### [Stored records]

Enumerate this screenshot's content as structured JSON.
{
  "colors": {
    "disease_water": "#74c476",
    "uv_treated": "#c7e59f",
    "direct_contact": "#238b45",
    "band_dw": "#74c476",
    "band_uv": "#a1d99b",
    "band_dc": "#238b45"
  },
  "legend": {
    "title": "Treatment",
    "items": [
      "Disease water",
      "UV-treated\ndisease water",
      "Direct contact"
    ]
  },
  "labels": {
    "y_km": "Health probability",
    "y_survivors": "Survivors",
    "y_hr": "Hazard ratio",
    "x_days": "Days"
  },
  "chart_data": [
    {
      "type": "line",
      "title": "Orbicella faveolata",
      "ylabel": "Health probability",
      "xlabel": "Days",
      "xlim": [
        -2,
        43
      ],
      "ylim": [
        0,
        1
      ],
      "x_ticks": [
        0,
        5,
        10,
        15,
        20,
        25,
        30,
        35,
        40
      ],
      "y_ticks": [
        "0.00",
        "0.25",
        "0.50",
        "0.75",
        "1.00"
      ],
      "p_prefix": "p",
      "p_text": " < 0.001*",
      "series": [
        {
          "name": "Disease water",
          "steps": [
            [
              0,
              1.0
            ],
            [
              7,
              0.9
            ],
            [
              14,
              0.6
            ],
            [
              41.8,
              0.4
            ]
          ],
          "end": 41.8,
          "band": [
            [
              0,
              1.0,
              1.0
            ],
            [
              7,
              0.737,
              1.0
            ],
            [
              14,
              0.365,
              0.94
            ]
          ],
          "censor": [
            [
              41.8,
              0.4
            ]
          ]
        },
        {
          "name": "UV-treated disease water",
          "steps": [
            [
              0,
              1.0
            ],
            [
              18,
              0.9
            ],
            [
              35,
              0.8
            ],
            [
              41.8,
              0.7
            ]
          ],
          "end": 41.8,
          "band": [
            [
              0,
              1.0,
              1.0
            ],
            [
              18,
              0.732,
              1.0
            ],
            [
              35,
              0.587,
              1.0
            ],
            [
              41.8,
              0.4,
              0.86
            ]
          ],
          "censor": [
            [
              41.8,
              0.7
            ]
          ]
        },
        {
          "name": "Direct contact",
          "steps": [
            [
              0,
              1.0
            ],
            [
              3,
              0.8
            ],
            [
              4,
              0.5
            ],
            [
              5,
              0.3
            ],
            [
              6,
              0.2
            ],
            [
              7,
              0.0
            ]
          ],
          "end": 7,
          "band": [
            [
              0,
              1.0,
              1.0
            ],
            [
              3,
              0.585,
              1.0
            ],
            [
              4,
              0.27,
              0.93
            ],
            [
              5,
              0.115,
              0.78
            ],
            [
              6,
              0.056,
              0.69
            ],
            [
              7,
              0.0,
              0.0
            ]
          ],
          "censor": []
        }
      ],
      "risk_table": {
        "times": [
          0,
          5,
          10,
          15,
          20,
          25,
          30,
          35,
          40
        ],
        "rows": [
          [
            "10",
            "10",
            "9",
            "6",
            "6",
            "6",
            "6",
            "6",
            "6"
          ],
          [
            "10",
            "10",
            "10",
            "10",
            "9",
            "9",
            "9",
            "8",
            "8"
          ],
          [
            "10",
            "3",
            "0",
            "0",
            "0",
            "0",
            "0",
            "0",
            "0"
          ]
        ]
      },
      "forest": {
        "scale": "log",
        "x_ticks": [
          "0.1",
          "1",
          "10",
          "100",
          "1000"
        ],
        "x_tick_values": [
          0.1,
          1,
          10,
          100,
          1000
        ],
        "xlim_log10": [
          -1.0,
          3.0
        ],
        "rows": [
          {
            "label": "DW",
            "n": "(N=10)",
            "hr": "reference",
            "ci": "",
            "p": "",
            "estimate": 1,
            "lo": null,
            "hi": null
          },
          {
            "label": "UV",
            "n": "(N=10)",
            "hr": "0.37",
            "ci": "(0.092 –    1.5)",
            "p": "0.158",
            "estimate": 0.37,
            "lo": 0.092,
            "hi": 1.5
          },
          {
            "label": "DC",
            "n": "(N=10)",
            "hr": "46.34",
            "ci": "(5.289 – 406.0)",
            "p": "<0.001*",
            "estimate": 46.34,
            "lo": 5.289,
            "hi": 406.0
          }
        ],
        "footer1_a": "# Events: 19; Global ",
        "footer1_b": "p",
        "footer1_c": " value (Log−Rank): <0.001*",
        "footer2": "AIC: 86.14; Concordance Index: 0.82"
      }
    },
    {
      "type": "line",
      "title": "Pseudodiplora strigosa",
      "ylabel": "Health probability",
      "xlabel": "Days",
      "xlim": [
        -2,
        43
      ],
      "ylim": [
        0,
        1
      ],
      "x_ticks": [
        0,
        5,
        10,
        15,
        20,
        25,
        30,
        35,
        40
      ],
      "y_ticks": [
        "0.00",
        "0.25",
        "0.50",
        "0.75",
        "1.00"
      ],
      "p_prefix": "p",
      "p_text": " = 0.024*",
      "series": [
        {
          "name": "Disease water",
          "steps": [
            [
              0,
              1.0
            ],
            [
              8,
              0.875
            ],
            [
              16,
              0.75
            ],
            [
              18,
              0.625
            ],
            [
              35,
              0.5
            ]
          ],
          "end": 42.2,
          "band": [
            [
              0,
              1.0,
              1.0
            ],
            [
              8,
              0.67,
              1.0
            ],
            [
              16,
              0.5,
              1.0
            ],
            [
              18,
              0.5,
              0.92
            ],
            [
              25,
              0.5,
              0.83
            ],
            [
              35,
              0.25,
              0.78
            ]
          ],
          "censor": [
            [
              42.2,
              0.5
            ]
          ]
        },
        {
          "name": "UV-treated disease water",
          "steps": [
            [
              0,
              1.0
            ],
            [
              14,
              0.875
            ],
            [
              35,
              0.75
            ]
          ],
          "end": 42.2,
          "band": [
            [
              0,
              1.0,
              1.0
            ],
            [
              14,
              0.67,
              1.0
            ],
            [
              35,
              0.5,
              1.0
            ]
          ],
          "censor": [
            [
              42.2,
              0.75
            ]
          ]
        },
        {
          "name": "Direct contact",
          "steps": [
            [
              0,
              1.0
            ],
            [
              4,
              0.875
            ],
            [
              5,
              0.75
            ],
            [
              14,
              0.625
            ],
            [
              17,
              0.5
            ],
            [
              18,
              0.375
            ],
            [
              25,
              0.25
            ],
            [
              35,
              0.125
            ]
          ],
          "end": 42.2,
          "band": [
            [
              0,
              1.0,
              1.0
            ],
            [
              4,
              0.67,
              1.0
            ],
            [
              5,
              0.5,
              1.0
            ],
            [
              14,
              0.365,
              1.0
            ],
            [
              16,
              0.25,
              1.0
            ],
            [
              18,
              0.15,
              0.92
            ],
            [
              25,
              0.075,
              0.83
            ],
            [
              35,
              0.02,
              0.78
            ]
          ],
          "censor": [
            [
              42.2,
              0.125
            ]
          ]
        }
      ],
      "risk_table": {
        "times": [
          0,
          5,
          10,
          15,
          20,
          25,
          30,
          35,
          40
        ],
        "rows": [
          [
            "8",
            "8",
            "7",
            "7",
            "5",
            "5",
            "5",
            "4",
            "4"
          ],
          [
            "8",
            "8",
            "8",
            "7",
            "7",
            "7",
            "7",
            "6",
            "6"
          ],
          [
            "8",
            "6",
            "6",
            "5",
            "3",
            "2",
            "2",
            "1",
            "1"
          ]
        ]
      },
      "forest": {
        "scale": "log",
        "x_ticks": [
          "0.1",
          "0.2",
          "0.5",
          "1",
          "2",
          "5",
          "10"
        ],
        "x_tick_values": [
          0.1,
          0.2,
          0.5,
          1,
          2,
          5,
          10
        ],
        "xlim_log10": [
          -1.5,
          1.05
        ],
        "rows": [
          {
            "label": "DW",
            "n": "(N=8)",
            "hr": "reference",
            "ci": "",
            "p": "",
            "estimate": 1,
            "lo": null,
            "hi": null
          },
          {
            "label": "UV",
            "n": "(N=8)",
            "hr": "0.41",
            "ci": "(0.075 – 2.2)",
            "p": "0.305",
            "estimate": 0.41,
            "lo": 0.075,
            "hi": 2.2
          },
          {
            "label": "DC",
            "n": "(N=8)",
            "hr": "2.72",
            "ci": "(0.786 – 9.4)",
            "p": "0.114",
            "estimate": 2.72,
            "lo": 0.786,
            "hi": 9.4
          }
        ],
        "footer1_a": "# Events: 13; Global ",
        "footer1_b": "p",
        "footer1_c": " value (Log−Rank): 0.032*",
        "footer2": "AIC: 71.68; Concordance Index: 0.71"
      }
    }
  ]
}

### [Prompt]
How many lines of the data hold the string "Index"? Reply with the number alone.

### [Problem solution]
2